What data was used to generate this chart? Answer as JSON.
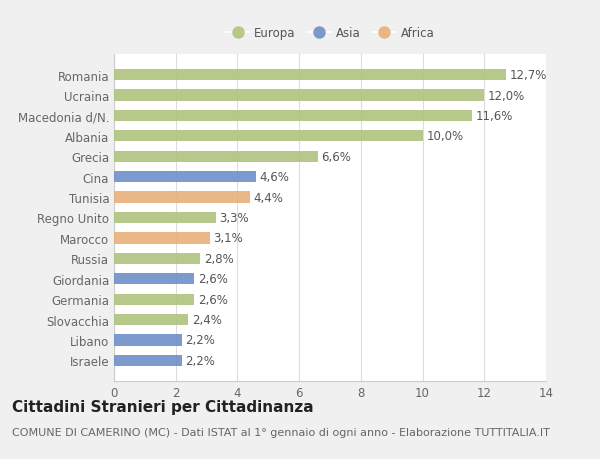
{
  "categories": [
    "Israele",
    "Libano",
    "Slovacchia",
    "Germania",
    "Giordania",
    "Russia",
    "Marocco",
    "Regno Unito",
    "Tunisia",
    "Cina",
    "Grecia",
    "Albania",
    "Macedonia d/N.",
    "Ucraina",
    "Romania"
  ],
  "values": [
    2.2,
    2.2,
    2.4,
    2.6,
    2.6,
    2.8,
    3.1,
    3.3,
    4.4,
    4.6,
    6.6,
    10.0,
    11.6,
    12.0,
    12.7
  ],
  "continents": [
    "Asia",
    "Asia",
    "Europa",
    "Europa",
    "Asia",
    "Europa",
    "Africa",
    "Europa",
    "Africa",
    "Asia",
    "Europa",
    "Europa",
    "Europa",
    "Europa",
    "Europa"
  ],
  "colors": {
    "Europa": "#afc47d",
    "Asia": "#6e8fc9",
    "Africa": "#e8b07a"
  },
  "legend_labels": [
    "Europa",
    "Asia",
    "Africa"
  ],
  "title": "Cittadini Stranieri per Cittadinanza",
  "subtitle": "COMUNE DI CAMERINO (MC) - Dati ISTAT al 1° gennaio di ogni anno - Elaborazione TUTTITALIA.IT",
  "xlim": [
    0,
    14
  ],
  "xticks": [
    0,
    2,
    4,
    6,
    8,
    10,
    12,
    14
  ],
  "plot_bg": "#ffffff",
  "fig_bg": "#f0f0f0",
  "bar_height": 0.55,
  "title_fontsize": 11,
  "subtitle_fontsize": 8,
  "label_fontsize": 8.5,
  "tick_fontsize": 8.5,
  "value_color": "#555555",
  "tick_color": "#666666"
}
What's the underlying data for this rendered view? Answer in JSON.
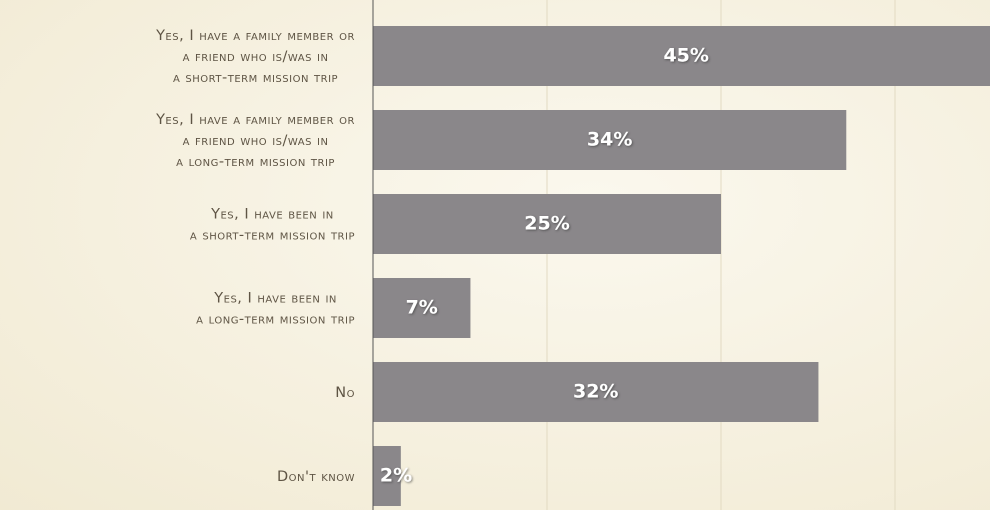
{
  "chart_data": {
    "type": "bar",
    "orientation": "horizontal",
    "categories": [
      "Yes, I have a family member or\na friend who is/was in\na short-term mission trip",
      "Yes, I have a family member or\na friend who is/was in\na long-term mission trip",
      "Yes, I have been in\na short-term mission trip",
      "Yes, I have been in\na long-term mission trip",
      "No",
      "Don't know"
    ],
    "values": [
      45,
      34,
      25,
      7,
      32,
      2
    ],
    "value_labels": [
      "45%",
      "34%",
      "25%",
      "7%",
      "32%",
      "2%"
    ],
    "color": "#8a878a",
    "xlim": [
      0,
      50
    ],
    "xticks": [
      12.5,
      25,
      37.5
    ],
    "grid": true
  }
}
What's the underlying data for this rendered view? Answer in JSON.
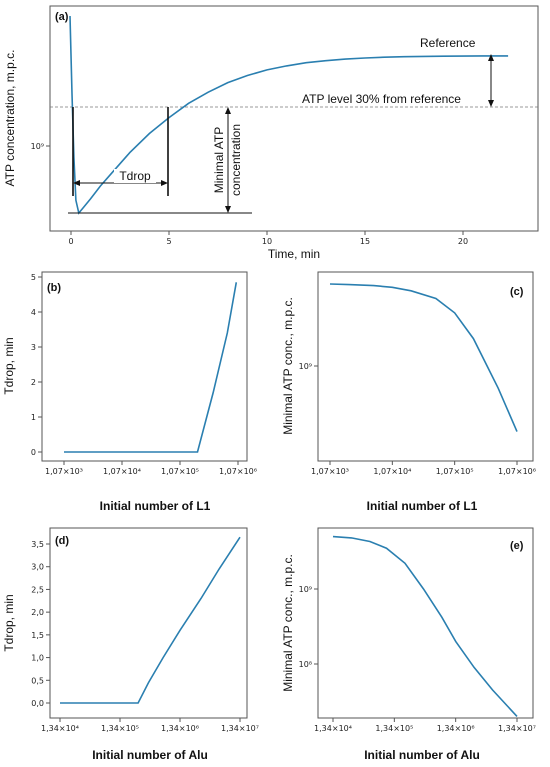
{
  "colors": {
    "curve": "#2a7fb0",
    "axis": "#555555",
    "text": "#111111",
    "dashed": "#777777"
  },
  "chart_data": [
    {
      "id": "a",
      "panel_label": "(a)",
      "type": "line",
      "xlabel": "Time, min",
      "ylabel": "ATP concentration, m.p.c.",
      "x_ticks": [
        "0",
        "5",
        "10",
        "15",
        "20"
      ],
      "y_ticks": [
        "10⁹"
      ],
      "xlim": [
        -1.2,
        23.5
      ],
      "series": [
        {
          "x": [
            -0.05,
            0.05,
            0.15,
            0.25,
            0.4,
            0.6,
            1,
            1.5,
            2,
            3,
            4,
            5,
            6,
            7,
            8,
            9,
            10,
            11,
            12,
            13,
            14,
            15,
            16,
            17,
            18,
            19,
            20,
            21,
            22.3
          ],
          "y": [
            1.0,
            0.75,
            0.35,
            0.08,
            0.0,
            0.03,
            0.09,
            0.17,
            0.24,
            0.38,
            0.5,
            0.6,
            0.69,
            0.76,
            0.82,
            0.865,
            0.9,
            0.925,
            0.945,
            0.958,
            0.968,
            0.975,
            0.98,
            0.983,
            0.985,
            0.986,
            0.987,
            0.988,
            0.988
          ]
        }
      ],
      "annotations": {
        "reference": "Reference",
        "atp_level": "ATP level 30% from reference",
        "tdrop": "Tdrop",
        "minimal_line1": "Minimal ATP",
        "minimal_line2": "concentration"
      }
    },
    {
      "id": "b",
      "panel_label": "(b)",
      "type": "line",
      "xlabel": "Initial number of L1",
      "ylabel": "Tdrop, min",
      "x_scale": "log",
      "x_ticks": [
        "1,07×10³",
        "1,07×10⁴",
        "1,07×10⁵",
        "1,07×10⁶"
      ],
      "y_ticks": [
        "0",
        "1",
        "2",
        "3",
        "4",
        "5"
      ],
      "ylim": [
        -0.15,
        5.05
      ],
      "series": [
        {
          "x": [
            1070,
            2000,
            5000,
            10000,
            30000,
            100000,
            214000,
            400000,
            700000,
            1000000
          ],
          "y": [
            0,
            0,
            0,
            0,
            0,
            0,
            0,
            1.7,
            3.4,
            4.85
          ]
        }
      ]
    },
    {
      "id": "c",
      "panel_label": "(c)",
      "type": "line",
      "xlabel": "Initial number of L1",
      "ylabel": "Minimal ATP conc., m.p.c.",
      "x_scale": "log",
      "y_scale": "log",
      "x_ticks": [
        "1,07×10³",
        "1,07×10⁴",
        "1,07×10⁵",
        "1,07×10⁶"
      ],
      "y_ticks": [
        "10⁹"
      ],
      "series": [
        {
          "x": [
            1070,
            2140,
            5350,
            10700,
            21400,
            53500,
            107000,
            214000,
            535000,
            1070000
          ],
          "y": [
            4900000000.0,
            4850000000.0,
            4750000000.0,
            4600000000.0,
            4300000000.0,
            3700000000.0,
            2800000000.0,
            1700000000.0,
            650000000.0,
            280000000.0
          ]
        }
      ]
    },
    {
      "id": "d",
      "panel_label": "(d)",
      "type": "line",
      "xlabel": "Initial number of Alu",
      "ylabel": "Tdrop, min",
      "x_scale": "log",
      "x_ticks": [
        "1,34×10⁴",
        "1,34×10⁵",
        "1,34×10⁶",
        "1,34×10⁷"
      ],
      "y_ticks": [
        "0,0",
        "0,5",
        "1,0",
        "1,5",
        "2,0",
        "2,5",
        "3,0",
        "3,5"
      ],
      "ylim": [
        -0.1,
        3.75
      ],
      "series": [
        {
          "x": [
            13400,
            50000,
            200000,
            268000,
            400000,
            700000,
            1340000,
            3000000,
            6000000,
            13400000
          ],
          "y": [
            0,
            0,
            0,
            0,
            0.45,
            1.0,
            1.6,
            2.3,
            2.95,
            3.65
          ]
        }
      ]
    },
    {
      "id": "e",
      "panel_label": "(e)",
      "type": "line",
      "xlabel": "Initial number of Alu",
      "ylabel": "Minimal ATP conc., m.p.c.",
      "x_scale": "log",
      "y_scale": "log",
      "x_ticks": [
        "1,34×10⁴",
        "1,34×10⁵",
        "1,34×10⁶",
        "1,34×10⁷"
      ],
      "y_ticks": [
        "10⁹",
        "10⁸"
      ],
      "series": [
        {
          "x": [
            13400,
            26800,
            53600,
            100000,
            200000,
            400000,
            800000,
            1340000,
            2680000,
            5360000,
            13400000
          ],
          "y": [
            5000000000.0,
            4800000000.0,
            4300000000.0,
            3500000000.0,
            2200000000.0,
            1000000000.0,
            420000000.0,
            200000000.0,
            90000000.0,
            45000000.0,
            20000000.0
          ]
        }
      ]
    }
  ]
}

════════════════

| Challenge |
Only the number is wanted: how many lines in the preceding entries hold the string "Africa"?

| The reply |
4